**Set exercise:** Output every record word for word.

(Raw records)
▼

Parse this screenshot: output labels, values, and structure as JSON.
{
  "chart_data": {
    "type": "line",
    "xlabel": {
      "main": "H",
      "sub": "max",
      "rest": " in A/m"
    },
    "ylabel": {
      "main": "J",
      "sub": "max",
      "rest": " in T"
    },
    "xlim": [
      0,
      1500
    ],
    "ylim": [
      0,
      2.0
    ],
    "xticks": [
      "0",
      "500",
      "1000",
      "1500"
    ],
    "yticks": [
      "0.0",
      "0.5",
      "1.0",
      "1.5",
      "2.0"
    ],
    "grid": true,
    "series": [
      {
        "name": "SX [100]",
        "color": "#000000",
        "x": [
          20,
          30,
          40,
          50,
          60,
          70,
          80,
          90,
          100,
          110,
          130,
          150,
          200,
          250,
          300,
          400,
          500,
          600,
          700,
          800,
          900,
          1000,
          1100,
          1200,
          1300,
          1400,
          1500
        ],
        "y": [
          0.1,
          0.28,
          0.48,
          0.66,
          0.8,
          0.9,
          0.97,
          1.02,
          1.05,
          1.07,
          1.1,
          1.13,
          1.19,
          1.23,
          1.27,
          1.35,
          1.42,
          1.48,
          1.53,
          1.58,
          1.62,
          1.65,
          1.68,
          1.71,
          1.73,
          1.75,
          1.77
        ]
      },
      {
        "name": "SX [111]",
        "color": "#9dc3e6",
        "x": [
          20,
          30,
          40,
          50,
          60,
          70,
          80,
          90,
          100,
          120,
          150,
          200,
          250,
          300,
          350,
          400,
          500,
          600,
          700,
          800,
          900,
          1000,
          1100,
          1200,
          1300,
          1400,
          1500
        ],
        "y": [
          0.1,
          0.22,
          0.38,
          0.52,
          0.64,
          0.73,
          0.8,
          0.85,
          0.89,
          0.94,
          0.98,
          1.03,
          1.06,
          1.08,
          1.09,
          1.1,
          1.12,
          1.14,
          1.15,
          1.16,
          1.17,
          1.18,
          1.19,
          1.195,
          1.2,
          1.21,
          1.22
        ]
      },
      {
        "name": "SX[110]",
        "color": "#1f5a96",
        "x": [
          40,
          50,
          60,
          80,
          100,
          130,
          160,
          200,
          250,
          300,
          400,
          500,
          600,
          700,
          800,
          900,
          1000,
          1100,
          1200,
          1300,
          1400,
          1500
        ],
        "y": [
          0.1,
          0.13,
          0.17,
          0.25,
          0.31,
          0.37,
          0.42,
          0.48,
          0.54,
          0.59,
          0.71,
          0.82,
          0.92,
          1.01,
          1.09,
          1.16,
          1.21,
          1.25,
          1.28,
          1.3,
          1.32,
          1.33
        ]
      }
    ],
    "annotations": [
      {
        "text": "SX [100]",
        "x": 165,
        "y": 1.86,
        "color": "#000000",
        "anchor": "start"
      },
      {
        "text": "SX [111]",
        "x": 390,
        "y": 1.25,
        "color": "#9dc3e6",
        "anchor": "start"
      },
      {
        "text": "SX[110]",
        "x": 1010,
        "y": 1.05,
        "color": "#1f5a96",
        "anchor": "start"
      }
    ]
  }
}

▲

**Answer to this task:**
Parse this screenshot: output labels, values, and structure as JSON.
{
  "chart_data": {
    "type": "line",
    "xlabel": {
      "main": "H",
      "sub": "max",
      "rest": " in A/m"
    },
    "ylabel": {
      "main": "J",
      "sub": "max",
      "rest": " in T"
    },
    "xlim": [
      0,
      1500
    ],
    "ylim": [
      0,
      2.0
    ],
    "xticks": [
      "0",
      "500",
      "1000",
      "1500"
    ],
    "yticks": [
      "0.0",
      "0.5",
      "1.0",
      "1.5",
      "2.0"
    ],
    "grid": true,
    "series": [
      {
        "name": "SX [100]",
        "color": "#000000",
        "x": [
          20,
          30,
          40,
          50,
          60,
          70,
          80,
          90,
          100,
          110,
          130,
          150,
          200,
          250,
          300,
          400,
          500,
          600,
          700,
          800,
          900,
          1000,
          1100,
          1200,
          1300,
          1400,
          1500
        ],
        "y": [
          0.1,
          0.28,
          0.48,
          0.66,
          0.8,
          0.9,
          0.97,
          1.02,
          1.05,
          1.07,
          1.1,
          1.13,
          1.19,
          1.23,
          1.27,
          1.35,
          1.42,
          1.48,
          1.53,
          1.58,
          1.62,
          1.65,
          1.68,
          1.71,
          1.73,
          1.75,
          1.77
        ]
      },
      {
        "name": "SX [111]",
        "color": "#9dc3e6",
        "x": [
          20,
          30,
          40,
          50,
          60,
          70,
          80,
          90,
          100,
          120,
          150,
          200,
          250,
          300,
          350,
          400,
          500,
          600,
          700,
          800,
          900,
          1000,
          1100,
          1200,
          1300,
          1400,
          1500
        ],
        "y": [
          0.1,
          0.22,
          0.38,
          0.52,
          0.64,
          0.73,
          0.8,
          0.85,
          0.89,
          0.94,
          0.98,
          1.03,
          1.06,
          1.08,
          1.09,
          1.1,
          1.12,
          1.14,
          1.15,
          1.16,
          1.17,
          1.18,
          1.19,
          1.195,
          1.2,
          1.21,
          1.22
        ]
      },
      {
        "name": "SX[110]",
        "color": "#1f5a96",
        "x": [
          40,
          50,
          60,
          80,
          100,
          130,
          160,
          200,
          250,
          300,
          400,
          500,
          600,
          700,
          800,
          900,
          1000,
          1100,
          1200,
          1300,
          1400,
          1500
        ],
        "y": [
          0.1,
          0.13,
          0.17,
          0.25,
          0.31,
          0.37,
          0.42,
          0.48,
          0.54,
          0.59,
          0.71,
          0.82,
          0.92,
          1.01,
          1.09,
          1.16,
          1.21,
          1.25,
          1.28,
          1.3,
          1.32,
          1.33
        ]
      }
    ],
    "annotations": [
      {
        "text": "SX [100]",
        "x": 165,
        "y": 1.86,
        "color": "#000000",
        "anchor": "start"
      },
      {
        "text": "SX [111]",
        "x": 390,
        "y": 1.25,
        "color": "#9dc3e6",
        "anchor": "start"
      },
      {
        "text": "SX[110]",
        "x": 1010,
        "y": 1.05,
        "color": "#1f5a96",
        "anchor": "start"
      }
    ]
  }
}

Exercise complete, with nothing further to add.